WRITTEN TASK – It is required that all of the data be written out exactly.

RECORDS PROVIDED –
####################
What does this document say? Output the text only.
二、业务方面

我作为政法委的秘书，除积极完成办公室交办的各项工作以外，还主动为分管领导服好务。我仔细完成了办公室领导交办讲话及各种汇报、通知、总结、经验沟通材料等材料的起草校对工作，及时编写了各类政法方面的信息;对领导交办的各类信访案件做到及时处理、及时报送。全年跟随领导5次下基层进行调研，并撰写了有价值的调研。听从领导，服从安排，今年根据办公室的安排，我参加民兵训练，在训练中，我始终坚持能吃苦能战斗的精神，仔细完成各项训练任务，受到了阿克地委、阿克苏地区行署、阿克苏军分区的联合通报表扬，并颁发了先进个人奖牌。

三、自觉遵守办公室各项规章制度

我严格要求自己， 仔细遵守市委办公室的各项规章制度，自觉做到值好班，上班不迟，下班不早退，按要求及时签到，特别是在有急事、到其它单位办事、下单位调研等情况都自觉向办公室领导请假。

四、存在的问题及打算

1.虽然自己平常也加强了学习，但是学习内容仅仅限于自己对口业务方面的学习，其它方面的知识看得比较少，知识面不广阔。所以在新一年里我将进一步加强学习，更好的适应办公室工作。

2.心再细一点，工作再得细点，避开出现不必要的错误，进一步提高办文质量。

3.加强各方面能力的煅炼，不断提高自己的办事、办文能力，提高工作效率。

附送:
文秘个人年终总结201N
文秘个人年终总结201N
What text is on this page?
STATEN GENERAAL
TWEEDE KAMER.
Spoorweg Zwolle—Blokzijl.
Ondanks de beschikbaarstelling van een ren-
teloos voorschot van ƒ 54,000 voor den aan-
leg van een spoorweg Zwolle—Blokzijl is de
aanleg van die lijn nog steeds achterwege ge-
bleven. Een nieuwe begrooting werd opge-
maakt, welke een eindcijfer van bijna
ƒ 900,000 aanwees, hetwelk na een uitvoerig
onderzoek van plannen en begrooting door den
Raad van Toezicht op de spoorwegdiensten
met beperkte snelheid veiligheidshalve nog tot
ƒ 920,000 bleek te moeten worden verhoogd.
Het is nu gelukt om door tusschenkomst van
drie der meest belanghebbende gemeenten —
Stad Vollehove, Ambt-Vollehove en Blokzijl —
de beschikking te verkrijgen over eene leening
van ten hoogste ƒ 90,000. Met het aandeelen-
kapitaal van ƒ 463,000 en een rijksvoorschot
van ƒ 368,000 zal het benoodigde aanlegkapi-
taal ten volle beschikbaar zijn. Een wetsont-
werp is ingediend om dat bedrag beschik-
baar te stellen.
####################
REPLY –
What does this document say? Output the text only.
二、业务方面

我作为政法委的秘书，除积极完成办公室交办的各项工作以外，还主动为分管领导服好务。我仔细完成了办公室领导交办讲话及各种汇报、通知、总结、经验沟通材料等材料的起草校对工作，及时编写了各类政法方面的信息;对领导交办的各类信访案件做到及时处理、及时报送。全年跟随领导5次下基层进行调研，并撰写了有价值的调研。听从领导，服从安排，今年根据办公室的安排，我参加民兵训练，在训练中，我始终坚持能吃苦能战斗的精神，仔细完成各项训练任务，受到了阿克地委、阿克苏地区行署、阿克苏军分区的联合通报表扬，并颁发了先进个人奖牌。

三、自觉遵守办公室各项规章制度

我严格要求自己， 仔细遵守市委办公室的各项规章制度，自觉做到值好班，上班不迟，下班不早退，按要求及时签到，特别是在有急事、到其它单位办事、下单位调研等情况都自觉向办公室领导请假。

四、存在的问题及打算

1.虽然自己平常也加强了学习，但是学习内容仅仅限于自己对口业务方面的学习，其它方面的知识看得比较少，知识面不广阔。所以在新一年里我将进一步加强学习，更好的适应办公室工作。

2.心再细一点，工作再得细点，避开出现不必要的错误，进一步提高办文质量。

3.加强各方面能力的煅炼，不断提高自己的办事、办文能力，提高工作效率。

附送:
文秘个人年终总结201N
文秘个人年终总结201N
What text is on this page?
STATEN GENERAAL
TWEEDE KAMER.
Spoorweg Zwolle—Blokzijl.
Ondanks de beschikbaarstelling van een ren-
teloos voorschot van ƒ 54,000 voor den aan-
leg van een spoorweg Zwolle—Blokzijl is de
aanleg van die lijn nog steeds achterwege ge-
bleven. Een nieuwe begrooting werd opge-
maakt, welke een eindcijfer van bijna
ƒ 900,000 aanwees, hetwelk na een uitvoerig
onderzoek van plannen en begrooting door den
Raad van Toezicht op de spoorwegdiensten
met beperkte snelheid veiligheidshalve nog tot
ƒ 920,000 bleek te moeten worden verhoogd.
Het is nu gelukt om door tusschenkomst van
drie der meest belanghebbende gemeenten —
Stad Vollehove, Ambt-Vollehove en Blokzijl —
de beschikking te verkrijgen over eene leening
van ten hoogste ƒ 90,000. Met het aandeelen-
kapitaal van ƒ 463,000 en een rijksvoorschot
van ƒ 368,000 zal het benoodigde aanlegkapi-
taal ten volle beschikbaar zijn. Een wetsont-
werp is ingediend om dat bedrag beschik-
baar te stellen.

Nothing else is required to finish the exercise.